» **AIM**
Skip the images and copy each record exactly as written.

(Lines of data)
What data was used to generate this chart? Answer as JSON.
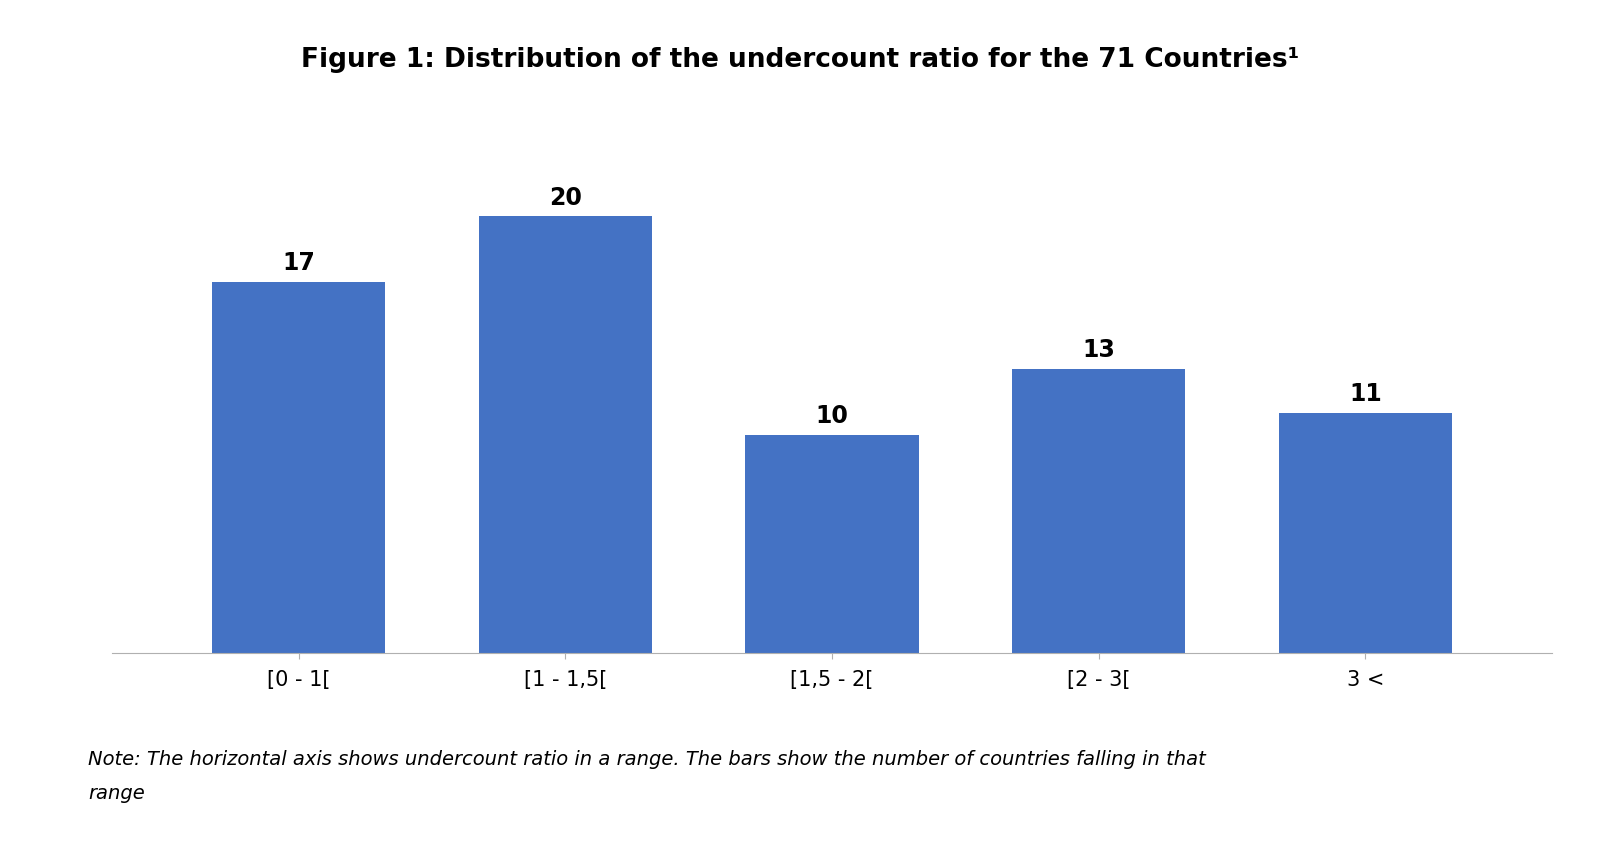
{
  "title": "Figure 1: Distribution of the undercount ratio for the 71 Countries¹",
  "categories": [
    "[0 - 1[",
    "[1 - 1,5[",
    "[1,5 - 2[",
    "[2 - 3[",
    "3 <"
  ],
  "values": [
    17,
    20,
    10,
    13,
    11
  ],
  "bar_color": "#4472C4",
  "bar_width": 0.65,
  "value_labels": [
    "17",
    "20",
    "10",
    "13",
    "11"
  ],
  "note_line1": "Note: The horizontal axis shows undercount ratio in a range. The bars show the number of countries falling in that",
  "note_line2": "range",
  "ylim": [
    0,
    24
  ],
  "background_color": "#ffffff",
  "title_fontsize": 19,
  "tick_fontsize": 15,
  "note_fontsize": 14,
  "bar_label_fontsize": 17,
  "title_fontweight": "bold"
}
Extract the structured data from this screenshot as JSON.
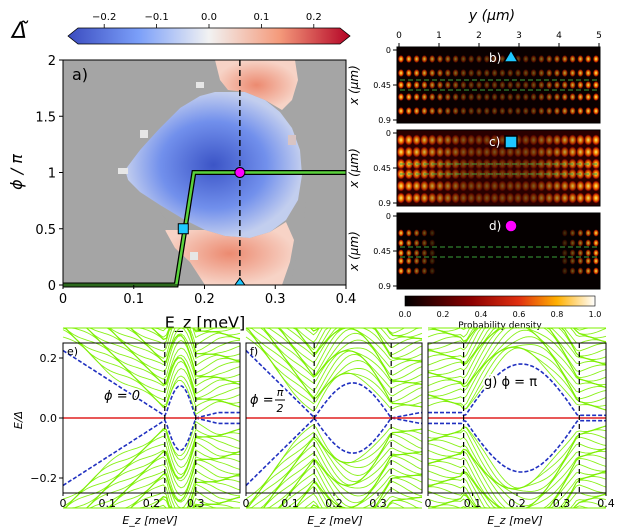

» **THE OUTPUT**
What data was used to generate this chart? Answer as JSON.
{
  "title": "Figure 1: Distribution of the undercount ratio for the 71 Countries¹",
  "categories": [
    "[0 - 1[",
    "[1 - 1,5[",
    "[1,5 - 2[",
    "[2 - 3[",
    "3 <"
  ],
  "values": [
    17,
    20,
    10,
    13,
    11
  ],
  "bar_color": "#4472C4",
  "bar_width": 0.65,
  "value_labels": [
    "17",
    "20",
    "10",
    "13",
    "11"
  ],
  "note_line1": "Note: The horizontal axis shows undercount ratio in a range. The bars show the number of countries falling in that",
  "note_line2": "range",
  "ylim": [
    0,
    24
  ],
  "background_color": "#ffffff",
  "title_fontsize": 19,
  "tick_fontsize": 15,
  "note_fontsize": 14,
  "bar_label_fontsize": 17,
  "title_fontweight": "bold"
}
Extract the structured data from this screenshot as JSON.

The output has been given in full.